Copy every line of the data in which the word "this" occurs.

++++ SOURCE MATERIAL

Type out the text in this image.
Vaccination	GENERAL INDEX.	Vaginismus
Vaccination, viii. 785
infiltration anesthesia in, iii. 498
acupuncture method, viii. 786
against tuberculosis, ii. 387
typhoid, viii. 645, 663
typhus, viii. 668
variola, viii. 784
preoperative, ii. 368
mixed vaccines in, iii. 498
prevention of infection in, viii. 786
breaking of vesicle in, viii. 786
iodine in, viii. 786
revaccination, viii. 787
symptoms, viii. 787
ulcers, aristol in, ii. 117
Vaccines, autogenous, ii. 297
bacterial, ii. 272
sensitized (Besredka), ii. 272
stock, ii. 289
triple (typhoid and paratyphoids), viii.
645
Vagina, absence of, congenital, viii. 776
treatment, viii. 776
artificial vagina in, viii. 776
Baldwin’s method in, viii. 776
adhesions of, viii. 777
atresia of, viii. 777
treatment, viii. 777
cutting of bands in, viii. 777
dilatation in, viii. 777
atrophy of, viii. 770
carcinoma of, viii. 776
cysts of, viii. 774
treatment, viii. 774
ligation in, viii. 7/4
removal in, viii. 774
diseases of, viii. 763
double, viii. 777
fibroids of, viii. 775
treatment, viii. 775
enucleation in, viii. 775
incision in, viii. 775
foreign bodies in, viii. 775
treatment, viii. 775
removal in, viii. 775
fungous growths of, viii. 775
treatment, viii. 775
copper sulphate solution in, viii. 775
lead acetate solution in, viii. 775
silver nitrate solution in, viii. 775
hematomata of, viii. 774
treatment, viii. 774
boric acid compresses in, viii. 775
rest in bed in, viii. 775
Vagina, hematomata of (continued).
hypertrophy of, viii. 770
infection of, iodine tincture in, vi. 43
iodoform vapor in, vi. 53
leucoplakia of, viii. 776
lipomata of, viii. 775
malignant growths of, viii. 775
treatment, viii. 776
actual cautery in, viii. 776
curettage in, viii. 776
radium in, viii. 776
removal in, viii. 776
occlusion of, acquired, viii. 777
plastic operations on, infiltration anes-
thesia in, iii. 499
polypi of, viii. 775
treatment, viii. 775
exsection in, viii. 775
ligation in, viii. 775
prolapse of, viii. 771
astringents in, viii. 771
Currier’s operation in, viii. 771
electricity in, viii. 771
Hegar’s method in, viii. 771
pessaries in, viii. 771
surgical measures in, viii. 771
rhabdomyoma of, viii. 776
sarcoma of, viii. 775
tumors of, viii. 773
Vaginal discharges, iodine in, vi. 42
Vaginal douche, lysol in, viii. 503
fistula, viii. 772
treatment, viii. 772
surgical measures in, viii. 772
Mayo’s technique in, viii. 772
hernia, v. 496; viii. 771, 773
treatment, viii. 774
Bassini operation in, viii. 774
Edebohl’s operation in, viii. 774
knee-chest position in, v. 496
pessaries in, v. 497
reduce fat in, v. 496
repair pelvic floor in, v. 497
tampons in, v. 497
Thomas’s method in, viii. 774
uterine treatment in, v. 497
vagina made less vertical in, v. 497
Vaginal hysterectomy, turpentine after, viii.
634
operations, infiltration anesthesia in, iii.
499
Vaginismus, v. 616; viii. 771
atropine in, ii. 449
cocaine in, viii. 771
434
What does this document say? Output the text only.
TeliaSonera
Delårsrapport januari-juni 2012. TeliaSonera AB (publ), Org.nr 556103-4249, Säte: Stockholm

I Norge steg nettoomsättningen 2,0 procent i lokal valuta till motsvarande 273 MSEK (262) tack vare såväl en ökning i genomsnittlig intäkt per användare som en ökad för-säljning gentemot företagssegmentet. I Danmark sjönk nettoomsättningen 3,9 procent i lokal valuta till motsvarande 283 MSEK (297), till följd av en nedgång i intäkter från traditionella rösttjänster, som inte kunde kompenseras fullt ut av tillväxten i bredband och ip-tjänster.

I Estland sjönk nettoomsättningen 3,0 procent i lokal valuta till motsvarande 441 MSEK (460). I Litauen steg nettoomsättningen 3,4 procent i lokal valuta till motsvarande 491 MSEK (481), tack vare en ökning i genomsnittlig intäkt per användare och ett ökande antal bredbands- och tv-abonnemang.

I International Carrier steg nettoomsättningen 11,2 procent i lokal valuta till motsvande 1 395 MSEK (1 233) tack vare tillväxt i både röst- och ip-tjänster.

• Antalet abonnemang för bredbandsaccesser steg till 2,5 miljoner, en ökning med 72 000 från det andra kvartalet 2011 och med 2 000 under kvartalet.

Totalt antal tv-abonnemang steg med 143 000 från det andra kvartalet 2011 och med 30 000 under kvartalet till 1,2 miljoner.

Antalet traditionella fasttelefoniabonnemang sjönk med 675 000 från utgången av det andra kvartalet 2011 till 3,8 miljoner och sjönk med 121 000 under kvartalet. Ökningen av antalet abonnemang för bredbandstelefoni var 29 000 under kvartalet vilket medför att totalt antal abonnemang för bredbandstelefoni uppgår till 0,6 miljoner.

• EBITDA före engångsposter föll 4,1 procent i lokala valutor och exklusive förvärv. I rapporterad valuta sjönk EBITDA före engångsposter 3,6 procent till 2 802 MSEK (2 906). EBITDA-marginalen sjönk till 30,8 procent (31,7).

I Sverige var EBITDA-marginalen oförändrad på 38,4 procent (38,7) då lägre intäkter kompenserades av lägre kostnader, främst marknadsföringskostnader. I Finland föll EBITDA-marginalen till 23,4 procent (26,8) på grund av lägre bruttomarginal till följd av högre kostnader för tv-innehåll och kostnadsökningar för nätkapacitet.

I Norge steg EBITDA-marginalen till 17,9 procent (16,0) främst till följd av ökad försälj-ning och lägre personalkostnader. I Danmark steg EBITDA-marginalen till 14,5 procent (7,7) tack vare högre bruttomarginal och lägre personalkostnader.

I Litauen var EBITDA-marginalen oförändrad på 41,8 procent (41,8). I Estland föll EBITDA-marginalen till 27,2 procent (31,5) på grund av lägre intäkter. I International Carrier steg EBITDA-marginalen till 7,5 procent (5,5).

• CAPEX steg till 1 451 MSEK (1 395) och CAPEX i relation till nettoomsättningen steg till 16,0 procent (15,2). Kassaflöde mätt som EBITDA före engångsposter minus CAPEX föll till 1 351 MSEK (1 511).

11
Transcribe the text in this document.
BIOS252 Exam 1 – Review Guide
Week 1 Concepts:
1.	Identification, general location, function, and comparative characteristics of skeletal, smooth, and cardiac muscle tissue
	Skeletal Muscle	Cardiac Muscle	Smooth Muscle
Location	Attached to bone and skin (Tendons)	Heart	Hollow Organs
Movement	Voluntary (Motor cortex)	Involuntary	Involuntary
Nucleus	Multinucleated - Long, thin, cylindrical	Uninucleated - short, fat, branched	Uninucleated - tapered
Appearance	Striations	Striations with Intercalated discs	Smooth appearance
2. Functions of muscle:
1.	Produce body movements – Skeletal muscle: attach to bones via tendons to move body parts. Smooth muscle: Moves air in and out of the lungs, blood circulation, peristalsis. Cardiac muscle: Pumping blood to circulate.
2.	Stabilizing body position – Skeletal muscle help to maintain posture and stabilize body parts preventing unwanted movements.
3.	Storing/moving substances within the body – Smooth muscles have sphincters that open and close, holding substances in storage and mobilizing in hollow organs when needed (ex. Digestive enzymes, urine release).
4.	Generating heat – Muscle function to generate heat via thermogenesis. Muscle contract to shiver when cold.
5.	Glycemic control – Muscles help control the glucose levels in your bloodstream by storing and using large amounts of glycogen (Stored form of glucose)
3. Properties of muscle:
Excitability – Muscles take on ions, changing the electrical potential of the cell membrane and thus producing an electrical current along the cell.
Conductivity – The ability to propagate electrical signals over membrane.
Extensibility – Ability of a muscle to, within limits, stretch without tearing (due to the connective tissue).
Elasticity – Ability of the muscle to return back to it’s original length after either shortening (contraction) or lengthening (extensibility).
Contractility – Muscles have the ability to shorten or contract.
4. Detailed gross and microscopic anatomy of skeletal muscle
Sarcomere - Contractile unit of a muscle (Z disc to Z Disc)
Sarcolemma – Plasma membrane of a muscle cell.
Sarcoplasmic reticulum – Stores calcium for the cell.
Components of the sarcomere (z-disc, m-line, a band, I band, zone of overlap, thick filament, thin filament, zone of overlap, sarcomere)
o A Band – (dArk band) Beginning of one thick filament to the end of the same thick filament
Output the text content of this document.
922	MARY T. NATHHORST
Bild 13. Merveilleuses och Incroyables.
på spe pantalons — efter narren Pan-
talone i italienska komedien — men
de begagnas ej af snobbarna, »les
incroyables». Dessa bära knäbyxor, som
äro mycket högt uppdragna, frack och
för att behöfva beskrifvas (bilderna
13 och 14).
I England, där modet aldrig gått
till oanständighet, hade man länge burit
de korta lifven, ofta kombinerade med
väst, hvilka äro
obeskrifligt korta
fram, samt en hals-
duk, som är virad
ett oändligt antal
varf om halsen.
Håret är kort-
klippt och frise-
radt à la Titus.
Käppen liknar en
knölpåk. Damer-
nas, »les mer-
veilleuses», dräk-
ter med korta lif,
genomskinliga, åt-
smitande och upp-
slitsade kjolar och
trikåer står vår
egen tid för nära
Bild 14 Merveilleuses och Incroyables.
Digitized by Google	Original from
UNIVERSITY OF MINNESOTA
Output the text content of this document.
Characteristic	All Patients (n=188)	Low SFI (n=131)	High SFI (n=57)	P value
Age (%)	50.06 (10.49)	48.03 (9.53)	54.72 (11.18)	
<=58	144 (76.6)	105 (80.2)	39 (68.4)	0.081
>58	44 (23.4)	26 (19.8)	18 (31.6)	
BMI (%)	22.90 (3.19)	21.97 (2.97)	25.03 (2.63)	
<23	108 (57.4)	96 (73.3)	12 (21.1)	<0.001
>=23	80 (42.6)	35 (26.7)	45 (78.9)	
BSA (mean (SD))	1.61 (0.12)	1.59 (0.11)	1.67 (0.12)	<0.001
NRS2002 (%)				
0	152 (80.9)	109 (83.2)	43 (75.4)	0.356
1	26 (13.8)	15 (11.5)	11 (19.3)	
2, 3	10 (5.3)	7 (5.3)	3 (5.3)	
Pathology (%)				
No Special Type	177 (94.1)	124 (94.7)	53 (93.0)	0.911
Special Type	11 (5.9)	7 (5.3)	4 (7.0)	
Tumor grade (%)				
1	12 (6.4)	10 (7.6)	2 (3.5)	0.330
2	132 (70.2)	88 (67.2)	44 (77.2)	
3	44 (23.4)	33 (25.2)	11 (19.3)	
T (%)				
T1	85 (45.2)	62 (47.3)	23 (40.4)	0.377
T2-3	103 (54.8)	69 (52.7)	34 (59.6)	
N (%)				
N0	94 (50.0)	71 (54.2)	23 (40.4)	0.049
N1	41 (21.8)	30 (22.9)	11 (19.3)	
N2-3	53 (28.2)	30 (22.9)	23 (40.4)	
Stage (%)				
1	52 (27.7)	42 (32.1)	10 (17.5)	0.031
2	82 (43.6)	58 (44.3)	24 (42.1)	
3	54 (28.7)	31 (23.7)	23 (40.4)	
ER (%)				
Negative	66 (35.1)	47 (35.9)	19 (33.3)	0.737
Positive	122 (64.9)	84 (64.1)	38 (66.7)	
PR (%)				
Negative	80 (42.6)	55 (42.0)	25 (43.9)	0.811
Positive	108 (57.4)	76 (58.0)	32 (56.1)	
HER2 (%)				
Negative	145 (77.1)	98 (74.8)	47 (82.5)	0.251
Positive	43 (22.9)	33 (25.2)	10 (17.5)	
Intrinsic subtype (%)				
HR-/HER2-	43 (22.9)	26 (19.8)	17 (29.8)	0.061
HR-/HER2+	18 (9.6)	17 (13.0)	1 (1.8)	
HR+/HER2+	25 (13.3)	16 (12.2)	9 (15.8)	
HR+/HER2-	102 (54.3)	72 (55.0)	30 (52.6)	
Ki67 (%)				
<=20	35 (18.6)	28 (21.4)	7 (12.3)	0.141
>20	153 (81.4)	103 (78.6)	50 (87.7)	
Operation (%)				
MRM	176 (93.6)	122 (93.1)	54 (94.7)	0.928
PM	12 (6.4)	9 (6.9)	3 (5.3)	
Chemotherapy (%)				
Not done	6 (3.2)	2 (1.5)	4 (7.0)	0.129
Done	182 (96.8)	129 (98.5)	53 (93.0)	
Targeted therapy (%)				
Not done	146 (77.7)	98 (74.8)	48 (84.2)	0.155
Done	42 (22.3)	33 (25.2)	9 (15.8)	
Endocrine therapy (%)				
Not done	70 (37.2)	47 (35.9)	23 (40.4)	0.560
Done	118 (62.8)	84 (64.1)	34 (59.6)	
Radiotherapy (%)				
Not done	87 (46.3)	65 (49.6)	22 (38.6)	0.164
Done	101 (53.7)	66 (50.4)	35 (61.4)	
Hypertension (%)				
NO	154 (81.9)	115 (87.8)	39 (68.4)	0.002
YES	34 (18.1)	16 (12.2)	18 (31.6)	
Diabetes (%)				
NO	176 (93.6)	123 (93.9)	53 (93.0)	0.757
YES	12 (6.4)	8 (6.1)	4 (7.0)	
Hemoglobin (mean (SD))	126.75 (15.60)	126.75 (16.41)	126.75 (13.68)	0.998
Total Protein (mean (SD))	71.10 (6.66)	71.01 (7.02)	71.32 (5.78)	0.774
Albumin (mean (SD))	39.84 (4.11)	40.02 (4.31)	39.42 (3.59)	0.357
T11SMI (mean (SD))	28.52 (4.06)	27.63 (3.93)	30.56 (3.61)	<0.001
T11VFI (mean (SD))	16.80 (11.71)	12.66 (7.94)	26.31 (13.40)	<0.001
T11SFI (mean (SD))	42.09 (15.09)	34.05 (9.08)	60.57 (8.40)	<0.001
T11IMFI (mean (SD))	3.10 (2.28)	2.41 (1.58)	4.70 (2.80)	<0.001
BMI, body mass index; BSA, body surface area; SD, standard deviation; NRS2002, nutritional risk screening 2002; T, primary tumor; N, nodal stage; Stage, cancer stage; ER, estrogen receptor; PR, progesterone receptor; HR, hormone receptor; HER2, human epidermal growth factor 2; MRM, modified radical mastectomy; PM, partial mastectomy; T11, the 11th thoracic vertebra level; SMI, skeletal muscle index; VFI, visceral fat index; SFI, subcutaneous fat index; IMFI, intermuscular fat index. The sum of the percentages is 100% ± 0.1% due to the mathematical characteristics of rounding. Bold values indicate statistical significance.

++++++++

- **TASK SOLUTION**:
Type out the text in this image.
What does this document say? Output the text only.
Transcribe the text in this document.
Output the text content of this document.
Output the text content of this document.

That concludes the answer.